begin EXERCISE MATERIALS

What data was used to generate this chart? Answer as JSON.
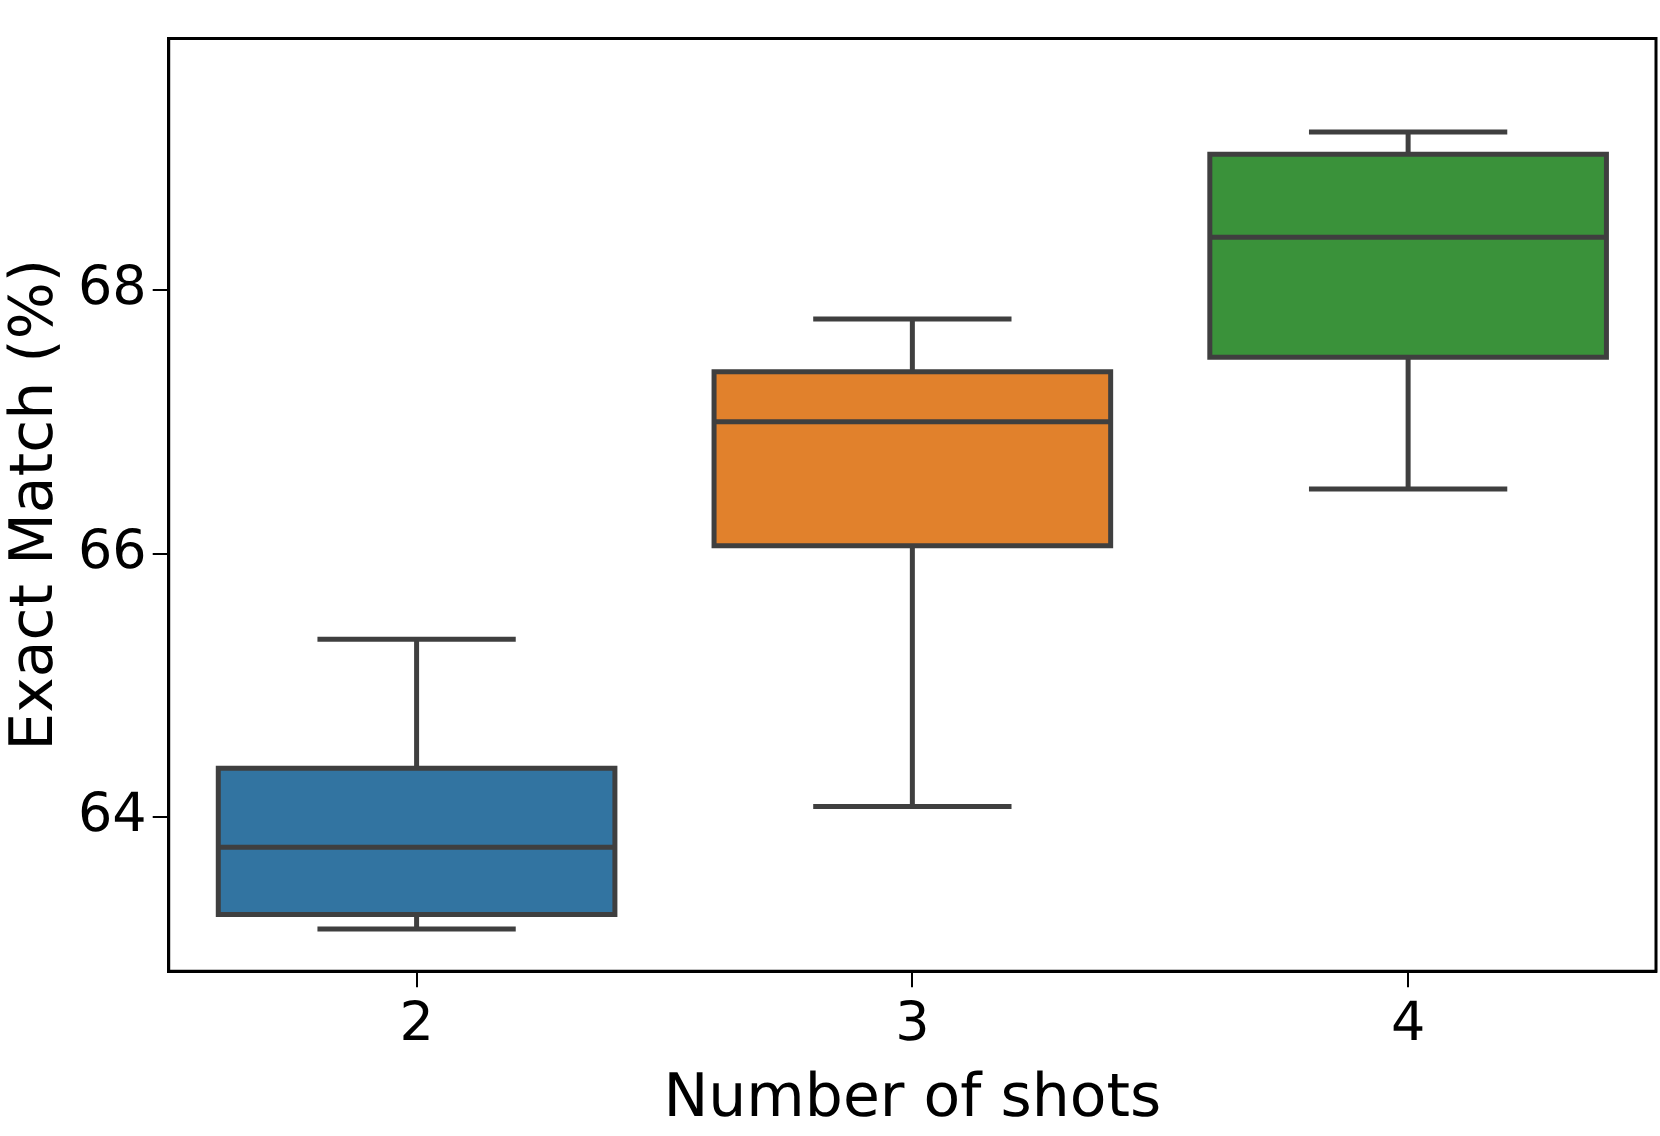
{
  "chart_data": {
    "type": "box",
    "categories": [
      "2",
      "3",
      "4"
    ],
    "boxes": [
      {
        "low": 63.15,
        "q1": 63.26,
        "median": 63.77,
        "q3": 64.37,
        "high": 65.35
      },
      {
        "low": 64.08,
        "q1": 66.06,
        "median": 67.0,
        "q3": 67.38,
        "high": 67.78
      },
      {
        "low": 66.49,
        "q1": 67.49,
        "median": 68.4,
        "q3": 69.03,
        "high": 69.2
      }
    ],
    "colors": [
      "#3274a1",
      "#e1812c",
      "#3a923a"
    ],
    "xlabel": "Number of shots",
    "ylabel": "Exact Match (%)",
    "ylim": [
      62.83,
      69.91
    ],
    "yticks": [
      64,
      66,
      68
    ]
  }
}
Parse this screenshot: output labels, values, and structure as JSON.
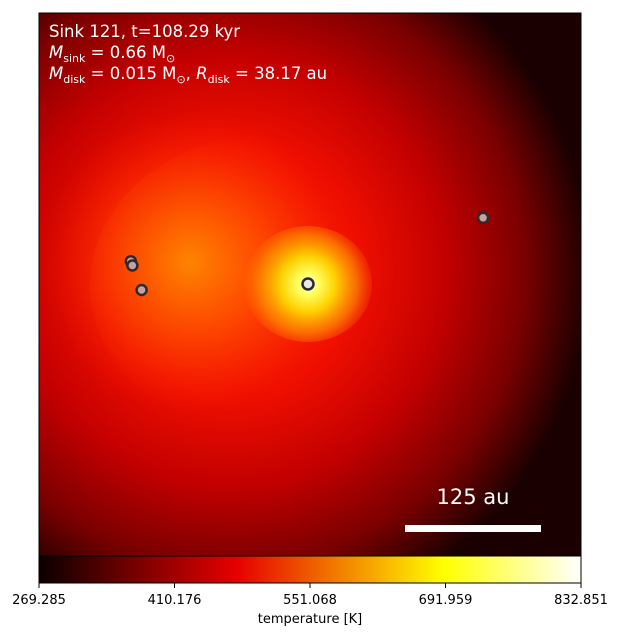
{
  "chart_data": {
    "type": "heatmap",
    "title": "",
    "colormap": "hot",
    "annotations": {
      "sink_label": "Sink 121, t=108.29 kyr",
      "msink": {
        "symbol": "M",
        "sub": "sink",
        "rest": " = 0.66 M",
        "unit_sub": "⊙"
      },
      "mdisk": {
        "symbol": "M",
        "sub": "disk",
        "rest": " = 0.015 M",
        "unit_sub": "⊙",
        "sep": ", "
      },
      "rdisk": {
        "symbol": "R",
        "sub": "disk",
        "rest": " = 38.17 au"
      },
      "scalebar_label": "125 au"
    },
    "colorbar": {
      "label": "temperature [K]",
      "min": 269.285,
      "max": 832.851,
      "ticks": [
        "269.285",
        "410.176",
        "551.068",
        "691.959",
        "832.851"
      ]
    },
    "sinks": [
      {
        "name": "central-sink",
        "x": 0.0,
        "y": 0.0,
        "color": "#e8e8e8"
      },
      {
        "name": "sink-a",
        "x": 0.323,
        "y": 0.122,
        "color": "#c8a0a0"
      },
      {
        "name": "sink-b",
        "x": -0.327,
        "y": 0.042,
        "color": "#c8a0a0"
      },
      {
        "name": "sink-c",
        "x": -0.324,
        "y": 0.034,
        "color": "#c8a0a0"
      },
      {
        "name": "sink-d",
        "x": -0.307,
        "y": -0.011,
        "color": "#c8a0a0"
      }
    ]
  }
}
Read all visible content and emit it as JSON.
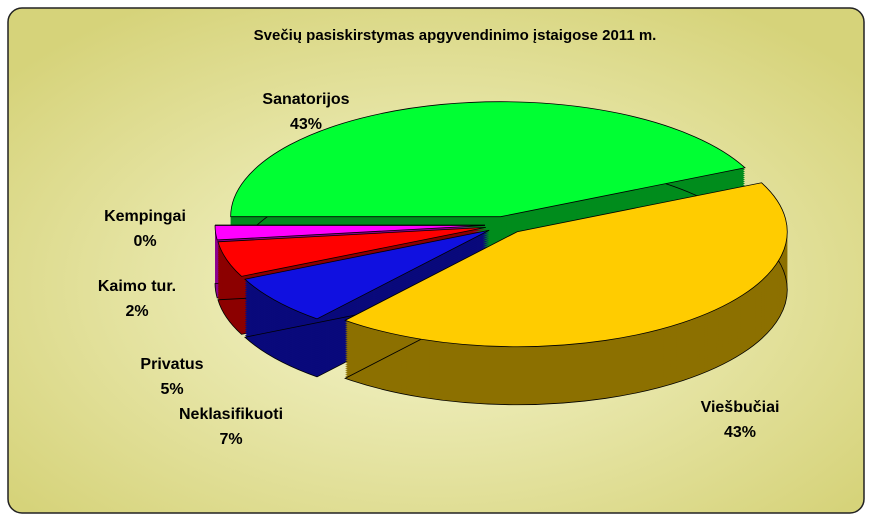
{
  "chart_data": {
    "type": "pie3d",
    "title": "Svečių pasiskirstymas apgyvendinimo įstaigose 2011 m.",
    "categories": [
      "Sanatorijos",
      "Viešbučiai",
      "Neklasifikuoti",
      "Privatus",
      "Kaimo tur.",
      "Kempingai"
    ],
    "values": [
      43,
      43,
      7,
      5,
      2,
      0
    ],
    "value_labels": [
      "43%",
      "43%",
      "7%",
      "5%",
      "2%",
      "0%"
    ],
    "colors": [
      "#00ff33",
      "#ffcc00",
      "#1010e0",
      "#ff0000",
      "#ff00ff",
      "#000000"
    ]
  }
}
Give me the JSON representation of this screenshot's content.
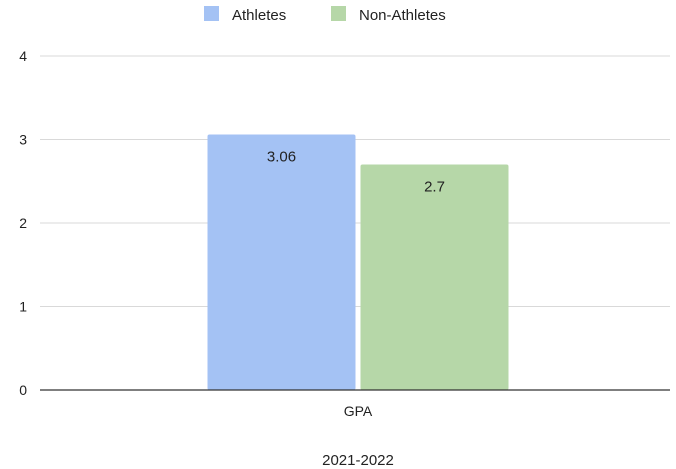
{
  "chart_data": {
    "type": "bar",
    "categories": [
      "GPA"
    ],
    "series": [
      {
        "name": "Athletes",
        "values": [
          3.06
        ],
        "color": "#a4c2f4"
      },
      {
        "name": "Non-Athletes",
        "values": [
          2.7
        ],
        "color": "#b6d7a8"
      }
    ],
    "data_labels": [
      "3.06",
      "2.7"
    ],
    "xlabel": "2021-2022",
    "ylabel": "",
    "ylim": [
      0,
      4
    ],
    "yticks": [
      "0",
      "1",
      "2",
      "3",
      "4"
    ],
    "grid": true,
    "legend_position": "top-center",
    "colors": {
      "grid": "#d9d9d9",
      "axis": "#333333",
      "text": "#222222"
    }
  }
}
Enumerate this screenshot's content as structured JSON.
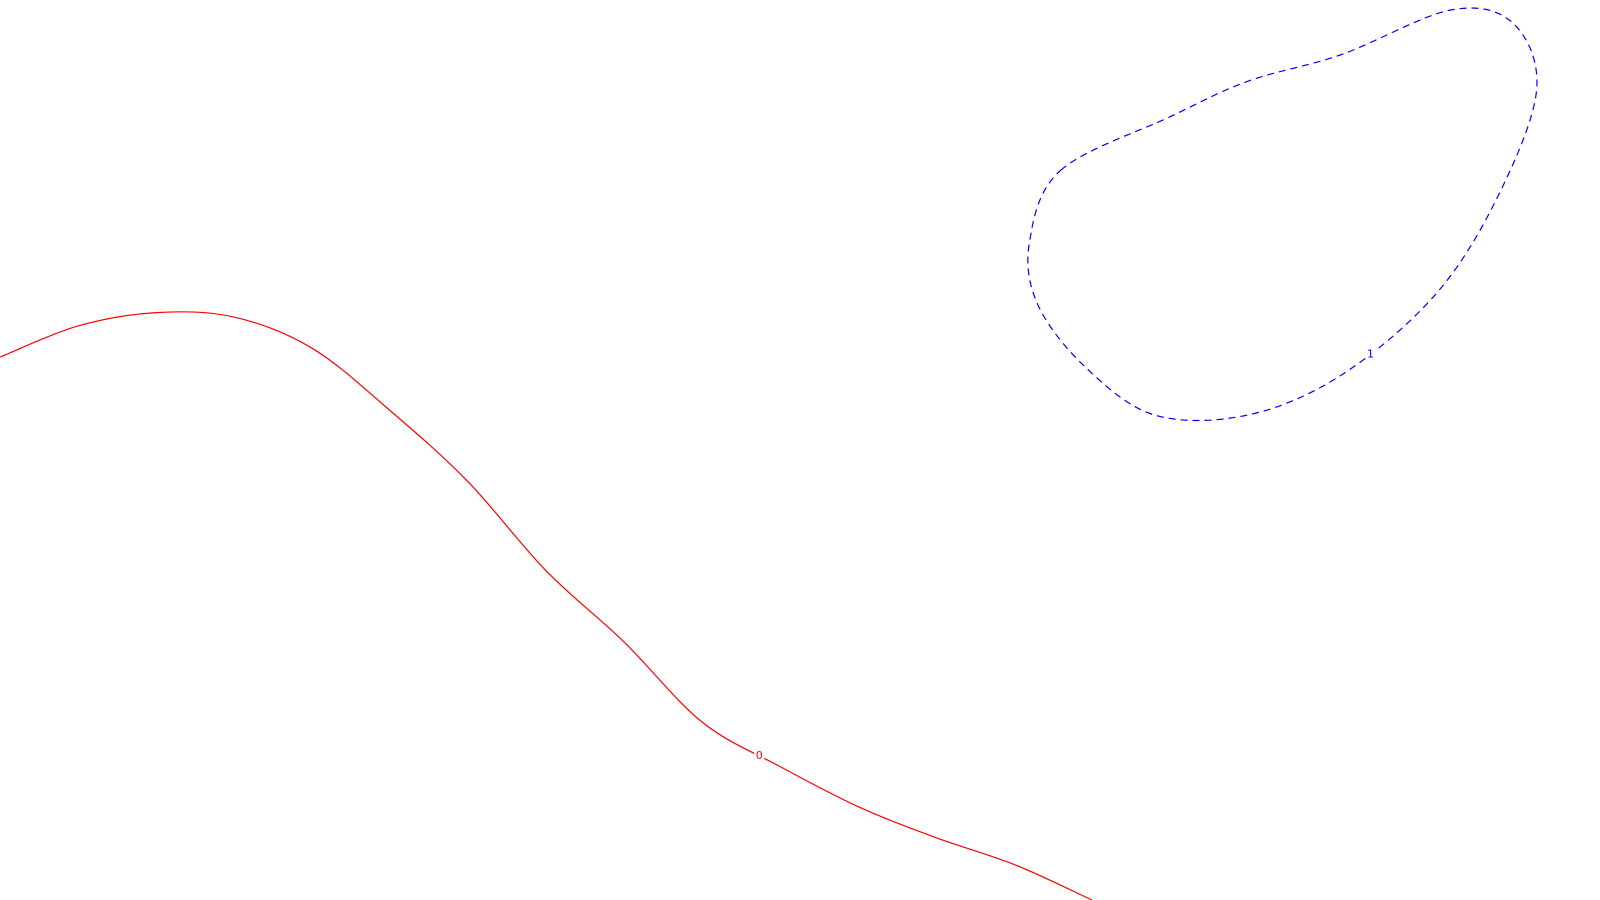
{
  "chart_data": {
    "type": "line",
    "title": "",
    "xlabel": "",
    "ylabel": "",
    "grid": false,
    "series": [
      {
        "label": "0",
        "color": "#ff0000",
        "line_style": "solid",
        "closed": false,
        "x": [
          0.0,
          0.05,
          0.1,
          0.15,
          0.2,
          0.25,
          0.3,
          0.35,
          0.4,
          0.45,
          0.5,
          0.55,
          0.6,
          0.65,
          0.7
        ],
        "y": [
          0.61,
          0.645,
          0.66,
          0.655,
          0.62,
          0.55,
          0.47,
          0.37,
          0.29,
          0.2,
          0.15,
          0.105,
          0.07,
          0.04,
          0.0
        ]
      },
      {
        "label": "1",
        "color": "#0000ff",
        "line_style": "dashed",
        "closed": true,
        "x": [
          0.68,
          0.75,
          0.8,
          0.86,
          0.93,
          0.97,
          0.985,
          0.96,
          0.92,
          0.86,
          0.8,
          0.74,
          0.695,
          0.665,
          0.66,
          0.68
        ],
        "y": [
          0.82,
          0.88,
          0.92,
          0.95,
          1.0,
          0.985,
          0.91,
          0.79,
          0.68,
          0.59,
          0.545,
          0.545,
          0.6,
          0.67,
          0.74,
          0.82
        ]
      }
    ]
  }
}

end EXERCISE MATERIALS

__TASK REQUIREMENTS__
Transcribe every entry above exactly. Omit all pictures.

__REPLY__
What data was used to generate this chart? Answer as JSON.
{
  "chart_data": {
    "type": "box",
    "categories": [
      "2",
      "3",
      "4"
    ],
    "boxes": [
      {
        "low": 63.15,
        "q1": 63.26,
        "median": 63.77,
        "q3": 64.37,
        "high": 65.35
      },
      {
        "low": 64.08,
        "q1": 66.06,
        "median": 67.0,
        "q3": 67.38,
        "high": 67.78
      },
      {
        "low": 66.49,
        "q1": 67.49,
        "median": 68.4,
        "q3": 69.03,
        "high": 69.2
      }
    ],
    "colors": [
      "#3274a1",
      "#e1812c",
      "#3a923a"
    ],
    "xlabel": "Number of shots",
    "ylabel": "Exact Match (%)",
    "ylim": [
      62.83,
      69.91
    ],
    "yticks": [
      64,
      66,
      68
    ]
  }
}
Parse this screenshot: output labels, values, and structure as JSON.
{
  "chart_data": {
    "type": "heatmap",
    "title": "",
    "colormap": "hot",
    "annotations": {
      "sink_label": "Sink 121, t=108.29 kyr",
      "msink": {
        "symbol": "M",
        "sub": "sink",
        "rest": " = 0.66 M",
        "unit_sub": "⊙"
      },
      "mdisk": {
        "symbol": "M",
        "sub": "disk",
        "rest": " = 0.015 M",
        "unit_sub": "⊙",
        "sep": ", "
      },
      "rdisk": {
        "symbol": "R",
        "sub": "disk",
        "rest": " = 38.17 au"
      },
      "scalebar_label": "125 au"
    },
    "colorbar": {
      "label": "temperature [K]",
      "min": 269.285,
      "max": 832.851,
      "ticks": [
        "269.285",
        "410.176",
        "551.068",
        "691.959",
        "832.851"
      ]
    },
    "sinks": [
      {
        "name": "central-sink",
        "x": 0.0,
        "y": 0.0,
        "color": "#e8e8e8"
      },
      {
        "name": "sink-a",
        "x": 0.323,
        "y": 0.122,
        "color": "#c8a0a0"
      },
      {
        "name": "sink-b",
        "x": -0.327,
        "y": 0.042,
        "color": "#c8a0a0"
      },
      {
        "name": "sink-c",
        "x": -0.324,
        "y": 0.034,
        "color": "#c8a0a0"
      },
      {
        "name": "sink-d",
        "x": -0.307,
        "y": -0.011,
        "color": "#c8a0a0"
      }
    ]
  }
}
Read all visible content and emit it as JSON.
{
  "chart_data": {
    "type": "pie3d",
    "title": "Svečių pasiskirstymas apgyvendinimo įstaigose 2011 m.",
    "categories": [
      "Sanatorijos",
      "Viešbučiai",
      "Neklasifikuoti",
      "Privatus",
      "Kaimo tur.",
      "Kempingai"
    ],
    "values": [
      43,
      43,
      7,
      5,
      2,
      0
    ],
    "value_labels": [
      "43%",
      "43%",
      "7%",
      "5%",
      "2%",
      "0%"
    ],
    "colors": [
      "#00ff33",
      "#ffcc00",
      "#1010e0",
      "#ff0000",
      "#ff00ff",
      "#000000"
    ]
  }
}
Give me the JSON representation of this screenshot's content.
{
  "chart_data": {
    "type": "bar",
    "categories": [
      "GPA"
    ],
    "series": [
      {
        "name": "Athletes",
        "values": [
          3.06
        ],
        "color": "#a4c2f4"
      },
      {
        "name": "Non-Athletes",
        "values": [
          2.7
        ],
        "color": "#b6d7a8"
      }
    ],
    "data_labels": [
      "3.06",
      "2.7"
    ],
    "xlabel": "2021-2022",
    "ylabel": "",
    "ylim": [
      0,
      4
    ],
    "yticks": [
      "0",
      "1",
      "2",
      "3",
      "4"
    ],
    "grid": true,
    "legend_position": "top-center",
    "colors": {
      "grid": "#d9d9d9",
      "axis": "#333333",
      "text": "#222222"
    }
  }
}
Enumerate this screenshot's content as structured JSON.
{
  "chart_data": {
    "type": "line",
    "title": "",
    "xlabel": "",
    "ylabel": "",
    "grid": false,
    "series": [
      {
        "label": "0",
        "color": "#ff0000",
        "line_style": "solid",
        "closed": false,
        "x": [
          0.0,
          0.05,
          0.1,
          0.15,
          0.2,
          0.25,
          0.3,
          0.35,
          0.4,
          0.45,
          0.5,
          0.55,
          0.6,
          0.65,
          0.7
        ],
        "y": [
          0.61,
          0.645,
          0.66,
          0.655,
          0.62,
          0.55,
          0.47,
          0.37,
          0.29,
          0.2,
          0.15,
          0.105,
          0.07,
          0.04,
          0.0
        ]
      },
      {
        "label": "1",
        "color": "#0000ff",
        "line_style": "dashed",
        "closed": true,
        "x": [
          0.68,
          0.75,
          0.8,
          0.86,
          0.93,
          0.97,
          0.985,
          0.96,
          0.92,
          0.86,
          0.8,
          0.74,
          0.695,
          0.665,
          0.66,
          0.68
        ],
        "y": [
          0.82,
          0.88,
          0.92,
          0.95,
          1.0,
          0.985,
          0.91,
          0.79,
          0.68,
          0.59,
          0.545,
          0.545,
          0.6,
          0.67,
          0.74,
          0.82
        ]
      }
    ]
  }
}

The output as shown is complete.